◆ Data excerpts
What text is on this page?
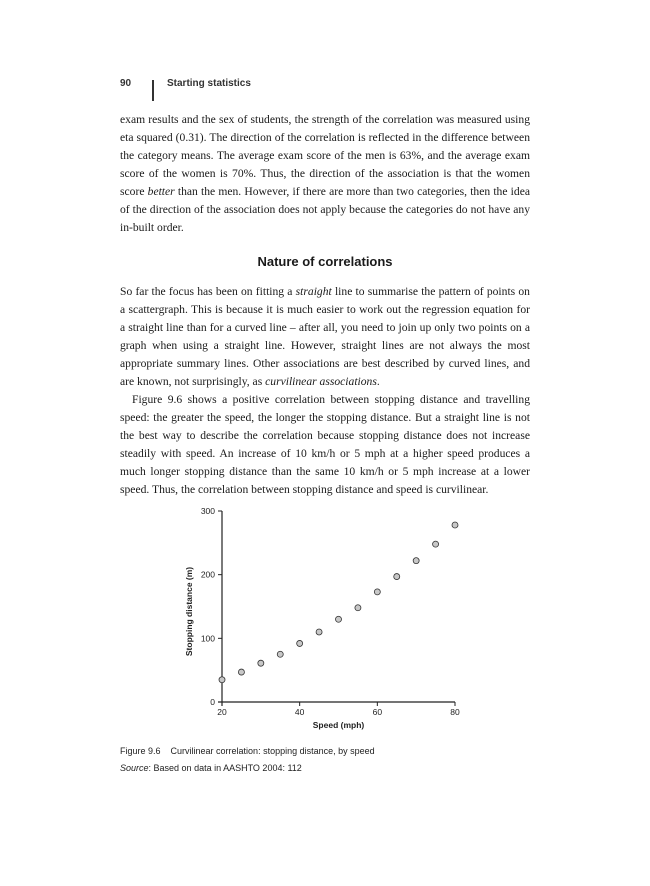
90	Starting statistics

exam results and the sex of students, the strength of the correlation was measured using eta squared (0.31). The direction of the correlation is reflected in the difference between the category means. The average exam score of the men is 63%, and the average exam score of the women is 70%. Thus, the direction of the association is that the women score better than the men. However, if there are more than two categories, then the idea of the direction of the association does not apply because the categories do not have any in-built order.

Nature of correlations

So far the focus has been on fitting a straight line to summarise the pattern of points on a scattergraph. This is because it is much easier to work out the regression equation for a straight line than for a curved line – after all, you need to join up only two points on a graph when using a straight line. However, straight lines are not always the most appropriate summary lines. Other associations are best described by curved lines, and are known, not surprisingly, as curvilinear associations.

Figure 9.6 shows a positive correlation between stopping distance and travelling speed: the greater the speed, the longer the stopping distance. But a straight line is not the best way to describe the correlation because stopping distance does not increase steadily with speed. An increase of 10 km/h or 5 mph at a higher speed produces a much longer stopping distance than the same 10 km/h or 5 mph increase at a lower speed. Thus, the correlation between stopping distance and speed is curvilinear.

0
100
200
300
20	40	60	80
Speed (mph)
Stopping distance (m)
Figure 9.6 Curvilinear correlation: stopping distance, by speed
Source: Based on data in AASHTO 2004: 112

◆ GIVEN REQUEST
Return each line that includes "distance".

◆ FINISHED ANSWER
Figure 9.6 shows a positive correlation between stopping distance and travelling speed: the greater the speed, the longer the stopping distance. But a straight line is not the best way to describe the correlation because stopping distance does not increase steadily with speed. An increase of 10 km/h or 5 mph at a higher speed produces a much longer stopping distance than the same 10 km/h or 5 mph increase at a lower speed. Thus, the correlation between stopping distance and speed is curvilinear.
Stopping distance (m)
Figure 9.6 Curvilinear correlation: stopping distance, by speed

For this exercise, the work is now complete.